What needs to be done: Copy every line of the entries below word for word, but leave the pictures out of your answer.

Data records:
## Begin
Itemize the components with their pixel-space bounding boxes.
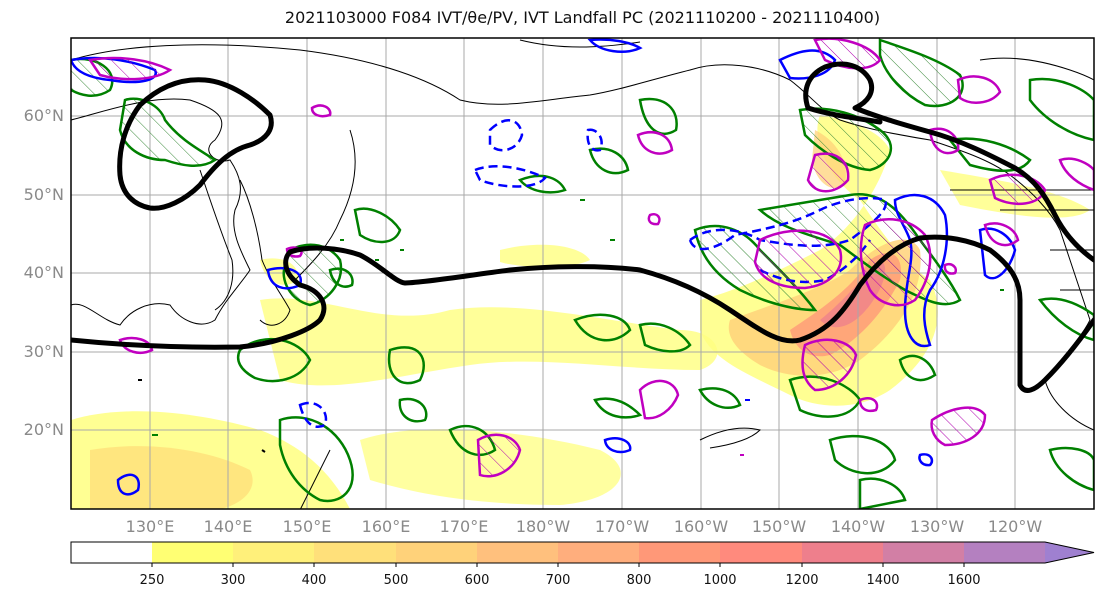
lon-label-150w: 150°W (751, 517, 807, 536)
lon-label-180w: 180°W (515, 517, 571, 536)
lon-label-170e: 170°E (439, 517, 489, 536)
lat-label-20n: 20°N (23, 420, 64, 439)
colorbar-tick-1600: 1600 (947, 573, 981, 588)
colorbar-tick-800: 800 (626, 573, 652, 588)
lon-label-140w: 140°W (830, 517, 886, 536)
lon-label-140e: 140°E (203, 517, 253, 536)
lon-label-130e: 130°E (125, 517, 175, 536)
landfall-pc-outline (71, 61, 1094, 393)
lon-label-160w: 160°W (673, 517, 729, 536)
lat-label-50n: 50°N (23, 185, 64, 204)
colorbar-tick-1200: 1200 (785, 573, 819, 588)
lon-label-150e: 150°E (282, 517, 332, 536)
colorbar-tick-600: 600 (464, 573, 490, 588)
colorbar-tick-300: 300 (220, 573, 246, 588)
lat-label-40n: 40°N (23, 263, 64, 282)
lon-label-170w: 170°W (594, 517, 650, 536)
colorbar-tick-1000: 1000 (703, 573, 737, 588)
colorbar-tick-400: 400 (301, 573, 327, 588)
colorbar-tick-500: 500 (383, 573, 409, 588)
lon-label-120w: 120°W (987, 517, 1043, 536)
small-contour-specks (138, 199, 1004, 456)
lat-label-30n: 30°N (23, 342, 64, 361)
colorbar (70, 541, 1095, 567)
lon-label-130w: 130°W (909, 517, 965, 536)
map-frame (70, 37, 1095, 510)
colorbar-tick-250: 250 (139, 573, 165, 588)
lat-label-60n: 60°N (23, 106, 64, 125)
colorbar-tick-1400: 1400 (866, 573, 900, 588)
lon-label-160e: 160°E (361, 517, 411, 536)
colorbar-tick-700: 700 (545, 573, 571, 588)
map-title: 2021103000 F084 IVT/θe/PV, IVT Landfall … (284, 8, 881, 27)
## End
Solution to the problem:
Itemize the components with their pixel-space bounding boxes.
lon-label-150w: 150°W (751, 517, 807, 536)
lon-label-180w: 180°W (515, 517, 571, 536)
lon-label-170e: 170°E (439, 517, 489, 536)
lat-label-20n: 20°N (23, 420, 64, 439)
colorbar-tick-1600: 1600 (947, 573, 981, 588)
colorbar-tick-800: 800 (626, 573, 652, 588)
lon-label-140w: 140°W (830, 517, 886, 536)
lon-label-140e: 140°E (203, 517, 253, 536)
lon-label-130e: 130°E (125, 517, 175, 536)
landfall-pc-outline (71, 61, 1094, 393)
lon-label-160w: 160°W (673, 517, 729, 536)
lat-label-50n: 50°N (23, 185, 64, 204)
colorbar-tick-1200: 1200 (785, 573, 819, 588)
lon-label-150e: 150°E (282, 517, 332, 536)
colorbar-tick-600: 600 (464, 573, 490, 588)
colorbar-tick-300: 300 (220, 573, 246, 588)
lat-label-40n: 40°N (23, 263, 64, 282)
lon-label-170w: 170°W (594, 517, 650, 536)
colorbar-tick-1000: 1000 (703, 573, 737, 588)
colorbar-tick-400: 400 (301, 573, 327, 588)
colorbar-tick-500: 500 (383, 573, 409, 588)
lon-label-120w: 120°W (987, 517, 1043, 536)
small-contour-specks (138, 199, 1004, 456)
lat-label-30n: 30°N (23, 342, 64, 361)
colorbar (70, 541, 1095, 567)
lon-label-130w: 130°W (909, 517, 965, 536)
map-frame (70, 37, 1095, 510)
colorbar-tick-250: 250 (139, 573, 165, 588)
lat-label-60n: 60°N (23, 106, 64, 125)
colorbar-tick-1400: 1400 (866, 573, 900, 588)
lon-label-160e: 160°E (361, 517, 411, 536)
colorbar-tick-700: 700 (545, 573, 571, 588)
map-title: 2021103000 F084 IVT/θe/PV, IVT Landfall … (284, 8, 881, 27)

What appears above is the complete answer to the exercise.